DATA TO USE
○ ○ ○ ○

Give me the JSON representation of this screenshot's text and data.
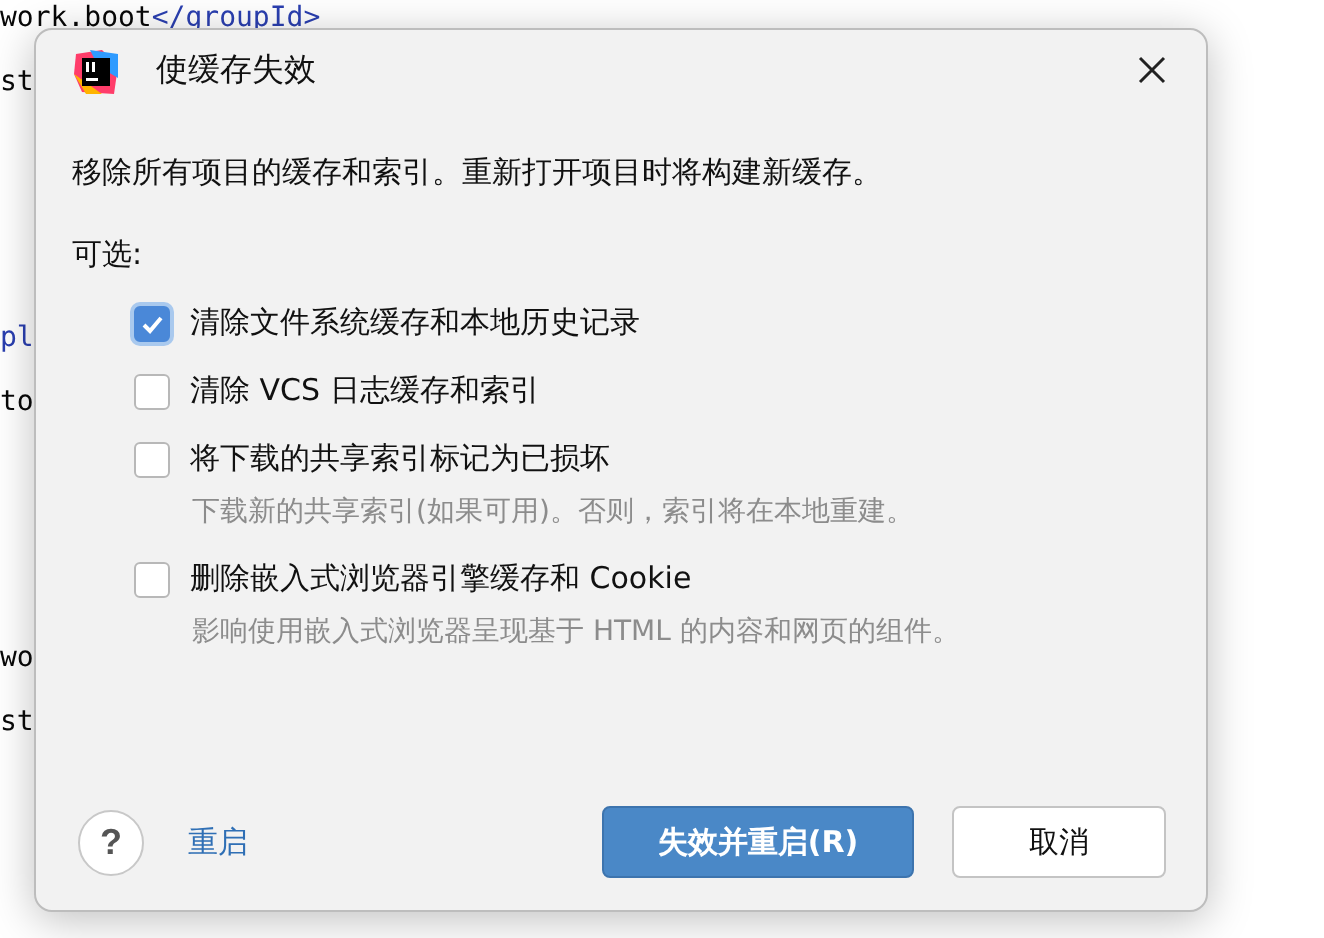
{
  "editor": {
    "lines": [
      {
        "kind": "code",
        "tokens": [
          {
            "text": "work.boot",
            "kind": "plain"
          },
          {
            "text": "</groupId>",
            "kind": "tag"
          }
        ]
      },
      {
        "kind": "code",
        "tokens": [
          {
            "text": "st",
            "kind": "plain"
          }
        ]
      },
      {
        "kind": "blank"
      },
      {
        "kind": "blank"
      },
      {
        "kind": "blank"
      },
      {
        "kind": "code",
        "tokens": [
          {
            "text": "pl",
            "kind": "tag"
          }
        ]
      },
      {
        "kind": "code",
        "tokens": [
          {
            "text": "to",
            "kind": "plain"
          }
        ]
      },
      {
        "kind": "blank"
      },
      {
        "kind": "blank"
      },
      {
        "kind": "blank"
      },
      {
        "kind": "code",
        "tokens": [
          {
            "text": "wo",
            "kind": "plain"
          }
        ]
      },
      {
        "kind": "code",
        "tokens": [
          {
            "text": "st",
            "kind": "plain"
          }
        ]
      }
    ]
  },
  "dialog": {
    "title": "使缓存失效",
    "description": "移除所有项目的缓存和索引。重新打开项目时将构建新缓存。",
    "options_label": "可选:",
    "options": [
      {
        "label": "清除文件系统缓存和本地历史记录",
        "checked": true
      },
      {
        "label": "清除 VCS 日志缓存和索引",
        "checked": false
      },
      {
        "label": "将下载的共享索引标记为已损坏",
        "checked": false,
        "hint": "下载新的共享索引(如果可用)。否则，索引将在本地重建。"
      },
      {
        "label": "删除嵌入式浏览器引擎缓存和 Cookie",
        "checked": false,
        "hint": "影响使用嵌入式浏览器呈现基于 HTML 的内容和网页的组件。"
      }
    ],
    "help": "?",
    "link": "重启",
    "primary_button": "失效并重启(R)",
    "cancel_button": "取消"
  }
}
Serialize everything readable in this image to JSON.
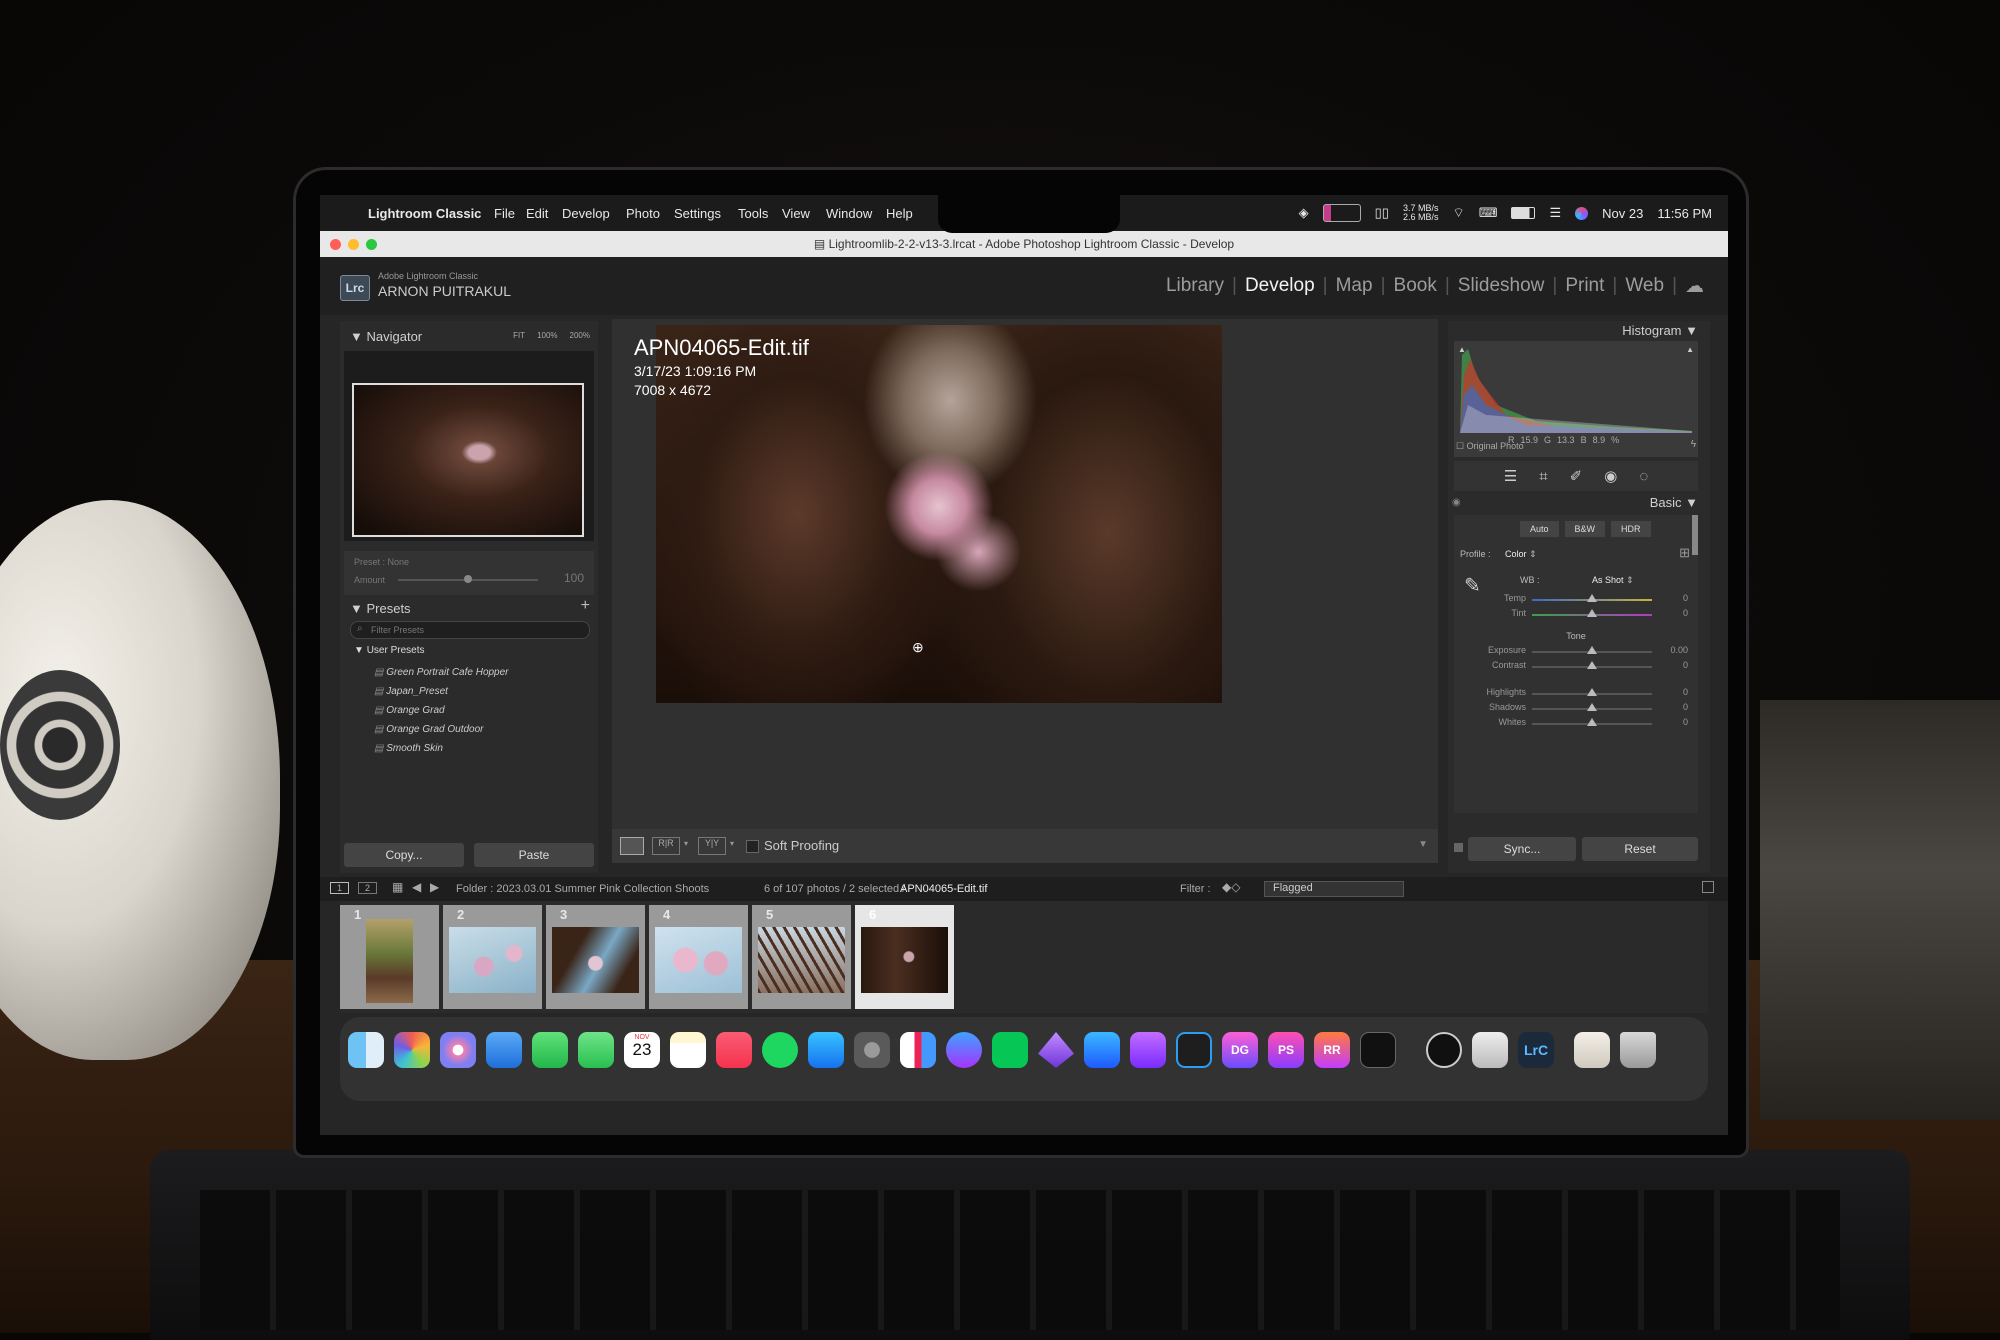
{
  "menubar": {
    "app_name": "Lightroom Classic",
    "items": [
      "File",
      "Edit",
      "Develop",
      "Photo",
      "Settings",
      "Tools",
      "View",
      "Window",
      "Help"
    ],
    "net_up": "3.7 MB/s",
    "net_down": "2.6 MB/s",
    "date": "Nov 23",
    "time": "11:56 PM"
  },
  "window": {
    "title": "Lightroomlib-2-2-v13-3.lrcat - Adobe Photoshop Lightroom Classic - Develop"
  },
  "identity": {
    "product": "Adobe Lightroom Classic",
    "user": "ARNON PUITRAKUL",
    "badge": "Lrc"
  },
  "modules": {
    "items": [
      "Library",
      "Develop",
      "Map",
      "Book",
      "Slideshow",
      "Print",
      "Web"
    ],
    "active": "Develop"
  },
  "navigator": {
    "title": "Navigator",
    "zoom_options": [
      "FIT",
      "100%",
      "200%"
    ]
  },
  "preset_amount": {
    "preset_label": "Preset",
    "preset_value": "None",
    "amount_label": "Amount",
    "amount_value": "100"
  },
  "presets": {
    "title": "Presets",
    "filter_placeholder": "Filter Presets",
    "group": "User Presets",
    "items": [
      "Green Portrait Cafe Hopper",
      "Japan_Preset",
      "Orange Grad",
      "Orange Grad Outdoor",
      "Smooth Skin"
    ]
  },
  "left_buttons": {
    "copy": "Copy...",
    "paste": "Paste"
  },
  "photo": {
    "filename": "APN04065-Edit.tif",
    "datetime": "3/17/23 1:09:16 PM",
    "dimensions": "7008 x 4672"
  },
  "toolbar": {
    "soft_proofing": "Soft Proofing"
  },
  "histogram": {
    "title": "Histogram",
    "r_label": "R",
    "r_value": "15.9",
    "g_label": "G",
    "g_value": "13.3",
    "b_label": "B",
    "b_value": "8.9",
    "percent": "%",
    "original_photo": "Original Photo"
  },
  "basic": {
    "title": "Basic",
    "treatments": [
      "Auto",
      "B&W",
      "HDR"
    ],
    "profile_label": "Profile :",
    "profile_value": "Color",
    "wb_label": "WB :",
    "wb_value": "As Shot",
    "tone_label": "Tone",
    "sliders": [
      {
        "label": "Temp",
        "value": "0",
        "position": 0.5
      },
      {
        "label": "Tint",
        "value": "0",
        "position": 0.5
      },
      {
        "label": "Exposure",
        "value": "0.00",
        "position": 0.5
      },
      {
        "label": "Contrast",
        "value": "0",
        "position": 0.5
      },
      {
        "label": "Highlights",
        "value": "0",
        "position": 0.5
      },
      {
        "label": "Shadows",
        "value": "0",
        "position": 0.5
      },
      {
        "label": "Whites",
        "value": "0",
        "position": 0.5
      }
    ]
  },
  "right_buttons": {
    "sync": "Sync...",
    "reset": "Reset"
  },
  "filmstrip_header": {
    "views": [
      "1",
      "2"
    ],
    "folder": "Folder : 2023.03.01 Summer Pink Collection Shoots",
    "count": "6 of 107 photos / 2 selected /",
    "selected_file": "APN04065-Edit.tif",
    "filter_label": "Filter :",
    "filter_value": "Flagged"
  },
  "filmstrip": {
    "numbers": [
      "1",
      "2",
      "3",
      "4",
      "5",
      "6"
    ]
  },
  "dock": {
    "calendar_month": "NOV",
    "calendar_day": "23",
    "lrc_label": "LrC",
    "ps_label": "PS",
    "rr_label": "RR",
    "dg_label": "DG"
  }
}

○ ○ ○ ○

DIRECTIONS
The data should be printed again unchanged; leave its pictures out.

RESPONSE FOR THIS EXERCISE
Give me the JSON representation of this screenshot's text and data.
{
  "editor": {
    "lines": [
      {
        "kind": "code",
        "tokens": [
          {
            "text": "work.boot",
            "kind": "plain"
          },
          {
            "text": "</groupId>",
            "kind": "tag"
          }
        ]
      },
      {
        "kind": "code",
        "tokens": [
          {
            "text": "st",
            "kind": "plain"
          }
        ]
      },
      {
        "kind": "blank"
      },
      {
        "kind": "blank"
      },
      {
        "kind": "blank"
      },
      {
        "kind": "code",
        "tokens": [
          {
            "text": "pl",
            "kind": "tag"
          }
        ]
      },
      {
        "kind": "code",
        "tokens": [
          {
            "text": "to",
            "kind": "plain"
          }
        ]
      },
      {
        "kind": "blank"
      },
      {
        "kind": "blank"
      },
      {
        "kind": "blank"
      },
      {
        "kind": "code",
        "tokens": [
          {
            "text": "wo",
            "kind": "plain"
          }
        ]
      },
      {
        "kind": "code",
        "tokens": [
          {
            "text": "st",
            "kind": "plain"
          }
        ]
      }
    ]
  },
  "dialog": {
    "title": "使缓存失效",
    "description": "移除所有项目的缓存和索引。重新打开项目时将构建新缓存。",
    "options_label": "可选:",
    "options": [
      {
        "label": "清除文件系统缓存和本地历史记录",
        "checked": true
      },
      {
        "label": "清除 VCS 日志缓存和索引",
        "checked": false
      },
      {
        "label": "将下载的共享索引标记为已损坏",
        "checked": false,
        "hint": "下载新的共享索引(如果可用)。否则，索引将在本地重建。"
      },
      {
        "label": "删除嵌入式浏览器引擎缓存和 Cookie",
        "checked": false,
        "hint": "影响使用嵌入式浏览器呈现基于 HTML 的内容和网页的组件。"
      }
    ],
    "help": "?",
    "link": "重启",
    "primary_button": "失效并重启(R)",
    "cancel_button": "取消"
  }
}
Serialize everything readable in this image to JSON.
{
  "menubar": {
    "app_name": "Lightroom Classic",
    "items": [
      "File",
      "Edit",
      "Develop",
      "Photo",
      "Settings",
      "Tools",
      "View",
      "Window",
      "Help"
    ],
    "net_up": "3.7 MB/s",
    "net_down": "2.6 MB/s",
    "date": "Nov 23",
    "time": "11:56 PM"
  },
  "window": {
    "title": "Lightroomlib-2-2-v13-3.lrcat - Adobe Photoshop Lightroom Classic - Develop"
  },
  "identity": {
    "product": "Adobe Lightroom Classic",
    "user": "ARNON PUITRAKUL",
    "badge": "Lrc"
  },
  "modules": {
    "items": [
      "Library",
      "Develop",
      "Map",
      "Book",
      "Slideshow",
      "Print",
      "Web"
    ],
    "active": "Develop"
  },
  "navigator": {
    "title": "Navigator",
    "zoom_options": [
      "FIT",
      "100%",
      "200%"
    ]
  },
  "preset_amount": {
    "preset_label": "Preset",
    "preset_value": "None",
    "amount_label": "Amount",
    "amount_value": "100"
  },
  "presets": {
    "title": "Presets",
    "filter_placeholder": "Filter Presets",
    "group": "User Presets",
    "items": [
      "Green Portrait Cafe Hopper",
      "Japan_Preset",
      "Orange Grad",
      "Orange Grad Outdoor",
      "Smooth Skin"
    ]
  },
  "left_buttons": {
    "copy": "Copy...",
    "paste": "Paste"
  },
  "photo": {
    "filename": "APN04065-Edit.tif",
    "datetime": "3/17/23 1:09:16 PM",
    "dimensions": "7008 x 4672"
  },
  "toolbar": {
    "soft_proofing": "Soft Proofing"
  },
  "histogram": {
    "title": "Histogram",
    "r_label": "R",
    "r_value": "15.9",
    "g_label": "G",
    "g_value": "13.3",
    "b_label": "B",
    "b_value": "8.9",
    "percent": "%",
    "original_photo": "Original Photo"
  },
  "basic": {
    "title": "Basic",
    "treatments": [
      "Auto",
      "B&W",
      "HDR"
    ],
    "profile_label": "Profile :",
    "profile_value": "Color",
    "wb_label": "WB :",
    "wb_value": "As Shot",
    "tone_label": "Tone",
    "sliders": [
      {
        "label": "Temp",
        "value": "0",
        "position": 0.5
      },
      {
        "label": "Tint",
        "value": "0",
        "position": 0.5
      },
      {
        "label": "Exposure",
        "value": "0.00",
        "position": 0.5
      },
      {
        "label": "Contrast",
        "value": "0",
        "position": 0.5
      },
      {
        "label": "Highlights",
        "value": "0",
        "position": 0.5
      },
      {
        "label": "Shadows",
        "value": "0",
        "position": 0.5
      },
      {
        "label": "Whites",
        "value": "0",
        "position": 0.5
      }
    ]
  },
  "right_buttons": {
    "sync": "Sync...",
    "reset": "Reset"
  },
  "filmstrip_header": {
    "views": [
      "1",
      "2"
    ],
    "folder": "Folder : 2023.03.01 Summer Pink Collection Shoots",
    "count": "6 of 107 photos / 2 selected /",
    "selected_file": "APN04065-Edit.tif",
    "filter_label": "Filter :",
    "filter_value": "Flagged"
  },
  "filmstrip": {
    "numbers": [
      "1",
      "2",
      "3",
      "4",
      "5",
      "6"
    ]
  },
  "dock": {
    "calendar_month": "NOV",
    "calendar_day": "23",
    "lrc_label": "LrC",
    "ps_label": "PS",
    "rr_label": "RR",
    "dg_label": "DG"
  }
}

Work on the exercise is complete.